━━━━━ Data for this exercise
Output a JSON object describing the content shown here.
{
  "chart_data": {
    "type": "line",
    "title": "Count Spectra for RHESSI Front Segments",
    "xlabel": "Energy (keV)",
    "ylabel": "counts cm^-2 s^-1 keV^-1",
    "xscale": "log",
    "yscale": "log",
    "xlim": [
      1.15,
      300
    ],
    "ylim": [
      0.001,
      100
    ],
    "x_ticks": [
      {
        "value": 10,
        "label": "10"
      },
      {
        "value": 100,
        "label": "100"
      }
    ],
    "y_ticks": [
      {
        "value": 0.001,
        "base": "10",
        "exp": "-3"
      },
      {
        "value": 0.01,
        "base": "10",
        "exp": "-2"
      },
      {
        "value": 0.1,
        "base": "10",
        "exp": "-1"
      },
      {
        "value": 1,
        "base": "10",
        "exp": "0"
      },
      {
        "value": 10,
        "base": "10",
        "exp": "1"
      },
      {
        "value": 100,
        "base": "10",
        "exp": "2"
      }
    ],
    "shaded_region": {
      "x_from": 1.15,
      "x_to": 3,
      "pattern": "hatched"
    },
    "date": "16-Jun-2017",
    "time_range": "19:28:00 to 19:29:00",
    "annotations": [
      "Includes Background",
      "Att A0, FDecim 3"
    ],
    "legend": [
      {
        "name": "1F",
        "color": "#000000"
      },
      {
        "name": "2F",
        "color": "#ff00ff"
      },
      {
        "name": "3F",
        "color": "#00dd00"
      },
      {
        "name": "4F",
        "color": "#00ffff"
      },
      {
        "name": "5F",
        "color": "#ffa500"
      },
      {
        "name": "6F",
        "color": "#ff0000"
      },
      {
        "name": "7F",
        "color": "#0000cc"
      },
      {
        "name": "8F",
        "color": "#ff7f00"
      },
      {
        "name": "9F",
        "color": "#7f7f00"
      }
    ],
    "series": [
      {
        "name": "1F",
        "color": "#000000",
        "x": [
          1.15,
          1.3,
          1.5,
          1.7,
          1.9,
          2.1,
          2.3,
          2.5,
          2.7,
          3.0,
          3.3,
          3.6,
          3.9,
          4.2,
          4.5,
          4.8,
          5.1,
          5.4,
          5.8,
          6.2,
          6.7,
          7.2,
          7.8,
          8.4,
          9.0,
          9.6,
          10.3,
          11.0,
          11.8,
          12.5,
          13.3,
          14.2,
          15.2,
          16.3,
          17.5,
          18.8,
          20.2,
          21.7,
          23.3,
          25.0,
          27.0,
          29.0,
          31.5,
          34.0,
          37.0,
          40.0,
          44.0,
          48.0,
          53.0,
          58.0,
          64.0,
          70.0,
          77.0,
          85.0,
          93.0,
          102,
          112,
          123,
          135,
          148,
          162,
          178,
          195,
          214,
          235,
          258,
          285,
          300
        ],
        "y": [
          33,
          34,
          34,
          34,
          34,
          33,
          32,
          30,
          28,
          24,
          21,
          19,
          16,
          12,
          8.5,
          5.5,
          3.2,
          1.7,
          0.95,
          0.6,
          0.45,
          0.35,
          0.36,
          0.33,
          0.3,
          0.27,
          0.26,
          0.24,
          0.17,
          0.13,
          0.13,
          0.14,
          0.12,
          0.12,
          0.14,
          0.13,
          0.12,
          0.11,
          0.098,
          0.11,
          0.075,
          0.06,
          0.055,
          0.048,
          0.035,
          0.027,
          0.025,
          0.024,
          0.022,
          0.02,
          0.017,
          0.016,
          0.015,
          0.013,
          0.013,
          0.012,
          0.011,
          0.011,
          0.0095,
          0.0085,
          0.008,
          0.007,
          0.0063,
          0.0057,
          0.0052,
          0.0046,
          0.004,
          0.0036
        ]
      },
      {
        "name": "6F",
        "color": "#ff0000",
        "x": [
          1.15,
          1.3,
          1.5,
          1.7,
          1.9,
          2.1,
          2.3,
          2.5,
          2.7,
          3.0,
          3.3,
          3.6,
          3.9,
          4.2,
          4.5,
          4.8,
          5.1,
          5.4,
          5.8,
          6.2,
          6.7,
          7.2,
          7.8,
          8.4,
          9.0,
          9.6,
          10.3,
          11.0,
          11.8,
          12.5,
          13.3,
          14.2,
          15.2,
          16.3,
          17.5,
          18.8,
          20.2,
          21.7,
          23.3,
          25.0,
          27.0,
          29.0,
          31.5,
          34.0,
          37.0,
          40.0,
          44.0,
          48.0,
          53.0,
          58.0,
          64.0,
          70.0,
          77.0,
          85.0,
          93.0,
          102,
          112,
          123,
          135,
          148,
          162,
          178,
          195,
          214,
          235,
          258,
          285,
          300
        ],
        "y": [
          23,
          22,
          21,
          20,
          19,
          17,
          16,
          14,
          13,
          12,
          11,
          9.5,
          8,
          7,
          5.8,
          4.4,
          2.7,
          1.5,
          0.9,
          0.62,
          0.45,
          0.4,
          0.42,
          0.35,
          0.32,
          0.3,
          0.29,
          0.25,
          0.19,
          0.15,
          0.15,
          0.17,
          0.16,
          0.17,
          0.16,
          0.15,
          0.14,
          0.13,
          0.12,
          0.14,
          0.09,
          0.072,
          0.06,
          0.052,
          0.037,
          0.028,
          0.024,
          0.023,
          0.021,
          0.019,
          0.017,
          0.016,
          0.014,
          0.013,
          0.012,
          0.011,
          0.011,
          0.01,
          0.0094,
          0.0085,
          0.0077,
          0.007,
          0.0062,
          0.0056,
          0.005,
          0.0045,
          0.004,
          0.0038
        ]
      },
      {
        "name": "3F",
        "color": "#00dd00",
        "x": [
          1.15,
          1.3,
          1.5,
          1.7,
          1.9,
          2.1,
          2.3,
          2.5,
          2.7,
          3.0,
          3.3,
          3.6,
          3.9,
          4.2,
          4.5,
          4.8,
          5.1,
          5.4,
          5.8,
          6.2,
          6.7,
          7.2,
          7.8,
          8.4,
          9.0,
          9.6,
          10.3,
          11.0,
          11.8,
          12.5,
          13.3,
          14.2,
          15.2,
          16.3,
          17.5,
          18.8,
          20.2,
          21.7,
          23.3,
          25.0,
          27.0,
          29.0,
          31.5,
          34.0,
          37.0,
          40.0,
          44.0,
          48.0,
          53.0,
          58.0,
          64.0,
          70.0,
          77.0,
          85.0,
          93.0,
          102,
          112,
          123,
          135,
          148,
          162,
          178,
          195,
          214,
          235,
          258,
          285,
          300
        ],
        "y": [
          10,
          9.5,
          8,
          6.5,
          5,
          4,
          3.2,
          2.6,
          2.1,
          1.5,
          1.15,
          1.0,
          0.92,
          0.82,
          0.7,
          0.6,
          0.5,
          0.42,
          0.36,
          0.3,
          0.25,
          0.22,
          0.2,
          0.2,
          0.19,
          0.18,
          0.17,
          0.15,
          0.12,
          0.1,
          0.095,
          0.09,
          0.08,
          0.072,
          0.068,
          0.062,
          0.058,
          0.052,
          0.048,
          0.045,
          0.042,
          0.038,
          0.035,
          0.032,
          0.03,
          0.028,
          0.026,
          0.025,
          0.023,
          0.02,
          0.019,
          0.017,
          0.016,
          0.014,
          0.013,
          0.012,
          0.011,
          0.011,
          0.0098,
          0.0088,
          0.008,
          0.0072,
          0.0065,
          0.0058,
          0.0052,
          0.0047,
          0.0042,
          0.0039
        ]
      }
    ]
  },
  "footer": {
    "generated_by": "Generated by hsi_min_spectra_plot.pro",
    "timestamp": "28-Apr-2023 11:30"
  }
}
━━━━━━━━━━
Task instructions: Repeat every line of the data, exactly and in full.

Result of this exercise:
Output a JSON object describing the content shown here.
{
  "chart_data": {
    "type": "line",
    "title": "Count Spectra for RHESSI Front Segments",
    "xlabel": "Energy (keV)",
    "ylabel": "counts cm^-2 s^-1 keV^-1",
    "xscale": "log",
    "yscale": "log",
    "xlim": [
      1.15,
      300
    ],
    "ylim": [
      0.001,
      100
    ],
    "x_ticks": [
      {
        "value": 10,
        "label": "10"
      },
      {
        "value": 100,
        "label": "100"
      }
    ],
    "y_ticks": [
      {
        "value": 0.001,
        "base": "10",
        "exp": "-3"
      },
      {
        "value": 0.01,
        "base": "10",
        "exp": "-2"
      },
      {
        "value": 0.1,
        "base": "10",
        "exp": "-1"
      },
      {
        "value": 1,
        "base": "10",
        "exp": "0"
      },
      {
        "value": 10,
        "base": "10",
        "exp": "1"
      },
      {
        "value": 100,
        "base": "10",
        "exp": "2"
      }
    ],
    "shaded_region": {
      "x_from": 1.15,
      "x_to": 3,
      "pattern": "hatched"
    },
    "date": "16-Jun-2017",
    "time_range": "19:28:00 to 19:29:00",
    "annotations": [
      "Includes Background",
      "Att A0, FDecim 3"
    ],
    "legend": [
      {
        "name": "1F",
        "color": "#000000"
      },
      {
        "name": "2F",
        "color": "#ff00ff"
      },
      {
        "name": "3F",
        "color": "#00dd00"
      },
      {
        "name": "4F",
        "color": "#00ffff"
      },
      {
        "name": "5F",
        "color": "#ffa500"
      },
      {
        "name": "6F",
        "color": "#ff0000"
      },
      {
        "name": "7F",
        "color": "#0000cc"
      },
      {
        "name": "8F",
        "color": "#ff7f00"
      },
      {
        "name": "9F",
        "color": "#7f7f00"
      }
    ],
    "series": [
      {
        "name": "1F",
        "color": "#000000",
        "x": [
          1.15,
          1.3,
          1.5,
          1.7,
          1.9,
          2.1,
          2.3,
          2.5,
          2.7,
          3.0,
          3.3,
          3.6,
          3.9,
          4.2,
          4.5,
          4.8,
          5.1,
          5.4,
          5.8,
          6.2,
          6.7,
          7.2,
          7.8,
          8.4,
          9.0,
          9.6,
          10.3,
          11.0,
          11.8,
          12.5,
          13.3,
          14.2,
          15.2,
          16.3,
          17.5,
          18.8,
          20.2,
          21.7,
          23.3,
          25.0,
          27.0,
          29.0,
          31.5,
          34.0,
          37.0,
          40.0,
          44.0,
          48.0,
          53.0,
          58.0,
          64.0,
          70.0,
          77.0,
          85.0,
          93.0,
          102,
          112,
          123,
          135,
          148,
          162,
          178,
          195,
          214,
          235,
          258,
          285,
          300
        ],
        "y": [
          33,
          34,
          34,
          34,
          34,
          33,
          32,
          30,
          28,
          24,
          21,
          19,
          16,
          12,
          8.5,
          5.5,
          3.2,
          1.7,
          0.95,
          0.6,
          0.45,
          0.35,
          0.36,
          0.33,
          0.3,
          0.27,
          0.26,
          0.24,
          0.17,
          0.13,
          0.13,
          0.14,
          0.12,
          0.12,
          0.14,
          0.13,
          0.12,
          0.11,
          0.098,
          0.11,
          0.075,
          0.06,
          0.055,
          0.048,
          0.035,
          0.027,
          0.025,
          0.024,
          0.022,
          0.02,
          0.017,
          0.016,
          0.015,
          0.013,
          0.013,
          0.012,
          0.011,
          0.011,
          0.0095,
          0.0085,
          0.008,
          0.007,
          0.0063,
          0.0057,
          0.0052,
          0.0046,
          0.004,
          0.0036
        ]
      },
      {
        "name": "6F",
        "color": "#ff0000",
        "x": [
          1.15,
          1.3,
          1.5,
          1.7,
          1.9,
          2.1,
          2.3,
          2.5,
          2.7,
          3.0,
          3.3,
          3.6,
          3.9,
          4.2,
          4.5,
          4.8,
          5.1,
          5.4,
          5.8,
          6.2,
          6.7,
          7.2,
          7.8,
          8.4,
          9.0,
          9.6,
          10.3,
          11.0,
          11.8,
          12.5,
          13.3,
          14.2,
          15.2,
          16.3,
          17.5,
          18.8,
          20.2,
          21.7,
          23.3,
          25.0,
          27.0,
          29.0,
          31.5,
          34.0,
          37.0,
          40.0,
          44.0,
          48.0,
          53.0,
          58.0,
          64.0,
          70.0,
          77.0,
          85.0,
          93.0,
          102,
          112,
          123,
          135,
          148,
          162,
          178,
          195,
          214,
          235,
          258,
          285,
          300
        ],
        "y": [
          23,
          22,
          21,
          20,
          19,
          17,
          16,
          14,
          13,
          12,
          11,
          9.5,
          8,
          7,
          5.8,
          4.4,
          2.7,
          1.5,
          0.9,
          0.62,
          0.45,
          0.4,
          0.42,
          0.35,
          0.32,
          0.3,
          0.29,
          0.25,
          0.19,
          0.15,
          0.15,
          0.17,
          0.16,
          0.17,
          0.16,
          0.15,
          0.14,
          0.13,
          0.12,
          0.14,
          0.09,
          0.072,
          0.06,
          0.052,
          0.037,
          0.028,
          0.024,
          0.023,
          0.021,
          0.019,
          0.017,
          0.016,
          0.014,
          0.013,
          0.012,
          0.011,
          0.011,
          0.01,
          0.0094,
          0.0085,
          0.0077,
          0.007,
          0.0062,
          0.0056,
          0.005,
          0.0045,
          0.004,
          0.0038
        ]
      },
      {
        "name": "3F",
        "color": "#00dd00",
        "x": [
          1.15,
          1.3,
          1.5,
          1.7,
          1.9,
          2.1,
          2.3,
          2.5,
          2.7,
          3.0,
          3.3,
          3.6,
          3.9,
          4.2,
          4.5,
          4.8,
          5.1,
          5.4,
          5.8,
          6.2,
          6.7,
          7.2,
          7.8,
          8.4,
          9.0,
          9.6,
          10.3,
          11.0,
          11.8,
          12.5,
          13.3,
          14.2,
          15.2,
          16.3,
          17.5,
          18.8,
          20.2,
          21.7,
          23.3,
          25.0,
          27.0,
          29.0,
          31.5,
          34.0,
          37.0,
          40.0,
          44.0,
          48.0,
          53.0,
          58.0,
          64.0,
          70.0,
          77.0,
          85.0,
          93.0,
          102,
          112,
          123,
          135,
          148,
          162,
          178,
          195,
          214,
          235,
          258,
          285,
          300
        ],
        "y": [
          10,
          9.5,
          8,
          6.5,
          5,
          4,
          3.2,
          2.6,
          2.1,
          1.5,
          1.15,
          1.0,
          0.92,
          0.82,
          0.7,
          0.6,
          0.5,
          0.42,
          0.36,
          0.3,
          0.25,
          0.22,
          0.2,
          0.2,
          0.19,
          0.18,
          0.17,
          0.15,
          0.12,
          0.1,
          0.095,
          0.09,
          0.08,
          0.072,
          0.068,
          0.062,
          0.058,
          0.052,
          0.048,
          0.045,
          0.042,
          0.038,
          0.035,
          0.032,
          0.03,
          0.028,
          0.026,
          0.025,
          0.023,
          0.02,
          0.019,
          0.017,
          0.016,
          0.014,
          0.013,
          0.012,
          0.011,
          0.011,
          0.0098,
          0.0088,
          0.008,
          0.0072,
          0.0065,
          0.0058,
          0.0052,
          0.0047,
          0.0042,
          0.0039
        ]
      }
    ]
  },
  "footer": {
    "generated_by": "Generated by hsi_min_spectra_plot.pro",
    "timestamp": "28-Apr-2023 11:30"
  }
}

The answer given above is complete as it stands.